■ Stated exercise ■
Output all of the records exactly as written.

■ Input material ■
────────────────────

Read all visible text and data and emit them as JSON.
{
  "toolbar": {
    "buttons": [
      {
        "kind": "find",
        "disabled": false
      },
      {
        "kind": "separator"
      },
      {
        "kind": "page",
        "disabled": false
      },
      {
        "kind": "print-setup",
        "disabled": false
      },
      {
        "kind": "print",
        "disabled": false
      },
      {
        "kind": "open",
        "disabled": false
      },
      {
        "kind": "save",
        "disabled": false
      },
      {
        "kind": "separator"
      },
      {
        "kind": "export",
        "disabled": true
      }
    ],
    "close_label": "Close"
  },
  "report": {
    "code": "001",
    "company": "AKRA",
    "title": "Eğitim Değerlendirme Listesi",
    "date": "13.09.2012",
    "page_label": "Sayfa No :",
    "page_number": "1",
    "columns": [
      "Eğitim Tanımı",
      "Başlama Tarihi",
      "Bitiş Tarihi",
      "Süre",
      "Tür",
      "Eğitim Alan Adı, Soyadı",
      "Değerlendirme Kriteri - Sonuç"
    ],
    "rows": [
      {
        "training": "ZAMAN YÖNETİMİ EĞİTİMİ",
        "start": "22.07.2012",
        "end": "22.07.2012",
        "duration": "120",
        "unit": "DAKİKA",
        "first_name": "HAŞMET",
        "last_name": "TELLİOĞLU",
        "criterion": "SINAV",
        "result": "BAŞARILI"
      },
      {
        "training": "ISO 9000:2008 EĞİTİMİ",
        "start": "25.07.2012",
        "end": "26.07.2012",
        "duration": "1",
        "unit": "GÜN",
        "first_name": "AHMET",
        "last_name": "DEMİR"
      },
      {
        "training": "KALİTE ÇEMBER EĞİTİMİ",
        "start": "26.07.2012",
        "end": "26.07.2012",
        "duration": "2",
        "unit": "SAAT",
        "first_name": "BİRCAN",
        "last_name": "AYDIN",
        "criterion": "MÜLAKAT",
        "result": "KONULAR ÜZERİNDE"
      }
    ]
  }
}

────────────────────

■ Result for this exercise ■
Read all visible text and data and emit them as JSON.
{
  "toolbar": {
    "buttons": [
      {
        "kind": "find",
        "disabled": false
      },
      {
        "kind": "separator"
      },
      {
        "kind": "page",
        "disabled": false
      },
      {
        "kind": "print-setup",
        "disabled": false
      },
      {
        "kind": "print",
        "disabled": false
      },
      {
        "kind": "open",
        "disabled": false
      },
      {
        "kind": "save",
        "disabled": false
      },
      {
        "kind": "separator"
      },
      {
        "kind": "export",
        "disabled": true
      }
    ],
    "close_label": "Close"
  },
  "report": {
    "code": "001",
    "company": "AKRA",
    "title": "Eğitim Değerlendirme Listesi",
    "date": "13.09.2012",
    "page_label": "Sayfa No :",
    "page_number": "1",
    "columns": [
      "Eğitim Tanımı",
      "Başlama Tarihi",
      "Bitiş Tarihi",
      "Süre",
      "Tür",
      "Eğitim Alan Adı, Soyadı",
      "Değerlendirme Kriteri - Sonuç"
    ],
    "rows": [
      {
        "training": "ZAMAN YÖNETİMİ EĞİTİMİ",
        "start": "22.07.2012",
        "end": "22.07.2012",
        "duration": "120",
        "unit": "DAKİKA",
        "first_name": "HAŞMET",
        "last_name": "TELLİOĞLU",
        "criterion": "SINAV",
        "result": "BAŞARILI"
      },
      {
        "training": "ISO 9000:2008 EĞİTİMİ",
        "start": "25.07.2012",
        "end": "26.07.2012",
        "duration": "1",
        "unit": "GÜN",
        "first_name": "AHMET",
        "last_name": "DEMİR"
      },
      {
        "training": "KALİTE ÇEMBER EĞİTİMİ",
        "start": "26.07.2012",
        "end": "26.07.2012",
        "duration": "2",
        "unit": "SAAT",
        "first_name": "BİRCAN",
        "last_name": "AYDIN",
        "criterion": "MÜLAKAT",
        "result": "KONULAR ÜZERİNDE"
      }
    ]
  }
}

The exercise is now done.